→ **Problem details**: Find the string "panel" in the data, then copy every line where it is found.

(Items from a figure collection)
## start
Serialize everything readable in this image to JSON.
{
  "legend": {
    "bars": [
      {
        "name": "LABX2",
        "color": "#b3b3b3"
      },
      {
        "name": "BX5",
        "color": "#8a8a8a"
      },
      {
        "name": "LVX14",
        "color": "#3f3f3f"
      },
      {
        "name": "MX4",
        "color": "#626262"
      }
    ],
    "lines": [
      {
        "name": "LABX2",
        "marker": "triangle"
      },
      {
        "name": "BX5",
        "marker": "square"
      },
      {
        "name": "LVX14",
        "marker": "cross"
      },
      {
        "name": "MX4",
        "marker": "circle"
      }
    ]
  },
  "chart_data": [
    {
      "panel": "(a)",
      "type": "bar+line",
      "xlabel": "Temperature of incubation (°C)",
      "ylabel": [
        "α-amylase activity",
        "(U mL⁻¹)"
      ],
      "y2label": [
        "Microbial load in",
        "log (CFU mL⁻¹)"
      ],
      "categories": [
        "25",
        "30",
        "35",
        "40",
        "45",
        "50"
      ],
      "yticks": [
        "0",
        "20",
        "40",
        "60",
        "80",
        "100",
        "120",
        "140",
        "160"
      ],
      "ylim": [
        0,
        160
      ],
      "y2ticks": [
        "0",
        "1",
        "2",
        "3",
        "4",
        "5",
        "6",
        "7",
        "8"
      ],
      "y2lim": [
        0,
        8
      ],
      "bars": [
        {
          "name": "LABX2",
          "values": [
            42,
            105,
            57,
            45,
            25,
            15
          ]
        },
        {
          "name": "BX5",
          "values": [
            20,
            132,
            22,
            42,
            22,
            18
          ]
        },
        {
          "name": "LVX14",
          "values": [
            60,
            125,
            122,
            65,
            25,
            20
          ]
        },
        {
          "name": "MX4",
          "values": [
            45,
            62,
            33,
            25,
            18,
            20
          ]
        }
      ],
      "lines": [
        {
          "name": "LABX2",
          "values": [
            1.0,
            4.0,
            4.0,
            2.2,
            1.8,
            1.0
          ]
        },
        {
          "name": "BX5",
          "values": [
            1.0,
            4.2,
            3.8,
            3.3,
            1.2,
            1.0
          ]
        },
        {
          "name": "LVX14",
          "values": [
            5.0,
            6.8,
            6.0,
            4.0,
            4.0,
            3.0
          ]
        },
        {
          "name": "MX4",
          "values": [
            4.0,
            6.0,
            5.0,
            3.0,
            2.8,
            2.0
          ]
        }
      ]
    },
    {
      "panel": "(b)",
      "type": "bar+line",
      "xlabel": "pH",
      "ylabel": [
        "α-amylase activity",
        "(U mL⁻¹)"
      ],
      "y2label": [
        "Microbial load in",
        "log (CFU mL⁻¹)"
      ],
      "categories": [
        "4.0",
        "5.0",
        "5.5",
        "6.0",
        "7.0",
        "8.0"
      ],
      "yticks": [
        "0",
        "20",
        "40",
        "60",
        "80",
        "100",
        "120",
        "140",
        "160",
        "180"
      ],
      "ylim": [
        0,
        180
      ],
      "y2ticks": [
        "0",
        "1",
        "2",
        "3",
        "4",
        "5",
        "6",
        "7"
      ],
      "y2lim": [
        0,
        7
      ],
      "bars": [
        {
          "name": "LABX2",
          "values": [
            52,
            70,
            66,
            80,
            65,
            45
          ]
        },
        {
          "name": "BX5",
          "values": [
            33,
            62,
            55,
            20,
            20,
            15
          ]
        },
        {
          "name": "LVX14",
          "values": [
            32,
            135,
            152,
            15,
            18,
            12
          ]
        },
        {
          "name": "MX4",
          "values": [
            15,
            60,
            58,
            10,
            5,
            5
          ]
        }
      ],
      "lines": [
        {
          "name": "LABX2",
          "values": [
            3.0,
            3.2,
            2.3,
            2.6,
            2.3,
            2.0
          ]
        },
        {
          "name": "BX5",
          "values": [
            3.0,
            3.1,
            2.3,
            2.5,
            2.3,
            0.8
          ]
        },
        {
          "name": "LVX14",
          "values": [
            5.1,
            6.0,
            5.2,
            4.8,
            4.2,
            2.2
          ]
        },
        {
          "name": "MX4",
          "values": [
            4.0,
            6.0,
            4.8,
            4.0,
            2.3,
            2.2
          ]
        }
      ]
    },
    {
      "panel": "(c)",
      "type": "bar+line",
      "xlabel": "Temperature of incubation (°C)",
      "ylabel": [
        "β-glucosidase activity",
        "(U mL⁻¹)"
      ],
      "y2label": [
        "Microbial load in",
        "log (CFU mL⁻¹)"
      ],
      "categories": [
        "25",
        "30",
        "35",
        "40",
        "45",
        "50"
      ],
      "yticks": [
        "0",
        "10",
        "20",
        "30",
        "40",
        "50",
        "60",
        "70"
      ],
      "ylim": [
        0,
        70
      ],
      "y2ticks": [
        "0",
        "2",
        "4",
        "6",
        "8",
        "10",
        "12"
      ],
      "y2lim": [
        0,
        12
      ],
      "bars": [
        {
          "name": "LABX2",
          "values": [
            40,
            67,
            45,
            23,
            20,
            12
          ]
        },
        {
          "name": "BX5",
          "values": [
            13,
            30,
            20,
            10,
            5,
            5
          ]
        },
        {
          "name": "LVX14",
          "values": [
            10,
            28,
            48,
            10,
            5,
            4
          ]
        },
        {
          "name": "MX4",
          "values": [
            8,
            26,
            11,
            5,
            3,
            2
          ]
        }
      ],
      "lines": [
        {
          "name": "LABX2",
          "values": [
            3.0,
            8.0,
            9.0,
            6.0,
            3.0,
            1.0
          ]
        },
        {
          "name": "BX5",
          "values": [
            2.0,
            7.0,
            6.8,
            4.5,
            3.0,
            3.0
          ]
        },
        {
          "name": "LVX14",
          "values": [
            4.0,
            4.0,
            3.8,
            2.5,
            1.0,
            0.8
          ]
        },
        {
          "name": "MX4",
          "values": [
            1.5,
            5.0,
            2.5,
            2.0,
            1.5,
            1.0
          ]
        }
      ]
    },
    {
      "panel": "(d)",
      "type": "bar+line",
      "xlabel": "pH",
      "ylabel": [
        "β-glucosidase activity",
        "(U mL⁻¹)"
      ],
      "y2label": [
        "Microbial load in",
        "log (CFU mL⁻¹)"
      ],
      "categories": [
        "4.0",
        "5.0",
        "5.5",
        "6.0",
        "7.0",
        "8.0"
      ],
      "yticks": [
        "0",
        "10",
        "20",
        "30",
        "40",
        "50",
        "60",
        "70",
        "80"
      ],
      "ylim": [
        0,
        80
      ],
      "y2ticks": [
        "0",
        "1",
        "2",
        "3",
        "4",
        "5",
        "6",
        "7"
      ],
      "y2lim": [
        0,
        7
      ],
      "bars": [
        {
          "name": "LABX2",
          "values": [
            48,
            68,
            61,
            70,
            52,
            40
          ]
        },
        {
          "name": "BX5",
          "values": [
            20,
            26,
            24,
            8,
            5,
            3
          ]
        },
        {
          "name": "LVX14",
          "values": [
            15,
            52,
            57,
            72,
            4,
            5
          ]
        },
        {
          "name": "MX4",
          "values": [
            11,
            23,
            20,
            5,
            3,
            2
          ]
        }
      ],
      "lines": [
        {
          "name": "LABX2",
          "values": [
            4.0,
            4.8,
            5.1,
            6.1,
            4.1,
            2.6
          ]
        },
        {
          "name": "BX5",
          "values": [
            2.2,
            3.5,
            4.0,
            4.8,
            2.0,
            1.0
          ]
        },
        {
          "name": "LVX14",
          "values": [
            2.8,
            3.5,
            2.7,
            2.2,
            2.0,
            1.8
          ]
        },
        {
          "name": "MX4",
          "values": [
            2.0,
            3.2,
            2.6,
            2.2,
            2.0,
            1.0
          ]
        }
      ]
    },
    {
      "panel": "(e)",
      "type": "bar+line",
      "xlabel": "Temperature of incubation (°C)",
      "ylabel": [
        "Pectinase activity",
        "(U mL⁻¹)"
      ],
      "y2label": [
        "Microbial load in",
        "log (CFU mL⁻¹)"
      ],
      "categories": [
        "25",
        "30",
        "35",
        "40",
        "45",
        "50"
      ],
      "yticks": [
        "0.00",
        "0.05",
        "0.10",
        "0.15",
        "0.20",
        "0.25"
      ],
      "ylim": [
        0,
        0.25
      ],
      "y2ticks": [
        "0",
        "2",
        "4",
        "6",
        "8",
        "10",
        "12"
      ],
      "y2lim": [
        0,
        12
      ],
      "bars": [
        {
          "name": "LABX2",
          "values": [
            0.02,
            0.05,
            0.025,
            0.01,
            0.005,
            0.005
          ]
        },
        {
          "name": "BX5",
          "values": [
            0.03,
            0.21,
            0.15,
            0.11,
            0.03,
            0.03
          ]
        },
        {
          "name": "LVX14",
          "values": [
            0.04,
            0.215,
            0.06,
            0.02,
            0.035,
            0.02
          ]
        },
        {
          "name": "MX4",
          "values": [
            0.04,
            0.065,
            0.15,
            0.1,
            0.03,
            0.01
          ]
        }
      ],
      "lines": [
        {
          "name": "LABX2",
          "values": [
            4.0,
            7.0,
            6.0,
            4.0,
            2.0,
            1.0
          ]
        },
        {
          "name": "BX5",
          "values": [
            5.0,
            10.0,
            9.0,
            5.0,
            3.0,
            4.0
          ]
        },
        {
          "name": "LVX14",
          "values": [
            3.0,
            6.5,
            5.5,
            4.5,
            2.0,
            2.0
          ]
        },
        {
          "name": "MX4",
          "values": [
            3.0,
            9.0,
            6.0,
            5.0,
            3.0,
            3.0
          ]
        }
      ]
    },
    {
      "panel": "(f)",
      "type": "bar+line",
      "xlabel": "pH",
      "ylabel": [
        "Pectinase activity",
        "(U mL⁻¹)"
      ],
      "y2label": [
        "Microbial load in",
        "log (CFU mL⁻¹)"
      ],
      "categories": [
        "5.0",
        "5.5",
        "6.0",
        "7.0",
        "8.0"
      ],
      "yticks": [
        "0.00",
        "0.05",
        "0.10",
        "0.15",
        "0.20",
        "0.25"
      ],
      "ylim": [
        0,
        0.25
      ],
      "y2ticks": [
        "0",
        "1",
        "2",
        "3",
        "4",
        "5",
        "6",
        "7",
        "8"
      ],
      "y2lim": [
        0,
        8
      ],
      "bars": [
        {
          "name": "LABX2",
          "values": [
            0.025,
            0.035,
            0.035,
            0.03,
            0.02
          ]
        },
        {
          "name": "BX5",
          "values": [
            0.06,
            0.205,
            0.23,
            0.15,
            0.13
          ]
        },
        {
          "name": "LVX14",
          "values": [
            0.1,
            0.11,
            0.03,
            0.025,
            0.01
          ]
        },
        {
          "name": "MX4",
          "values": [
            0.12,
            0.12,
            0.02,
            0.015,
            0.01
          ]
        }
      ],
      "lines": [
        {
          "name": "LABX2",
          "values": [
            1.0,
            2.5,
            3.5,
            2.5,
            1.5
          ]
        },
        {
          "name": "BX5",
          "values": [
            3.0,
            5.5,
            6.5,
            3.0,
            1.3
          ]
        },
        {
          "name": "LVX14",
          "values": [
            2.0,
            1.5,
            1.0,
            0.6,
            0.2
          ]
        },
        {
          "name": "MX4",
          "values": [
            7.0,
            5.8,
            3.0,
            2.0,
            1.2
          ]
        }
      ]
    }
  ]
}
## end
→ **Result for this exercise**:
      "panel": "(a)",
      "panel": "(b)",
      "panel": "(c)",
      "panel": "(d)",
      "panel": "(e)",
      "panel": "(f)",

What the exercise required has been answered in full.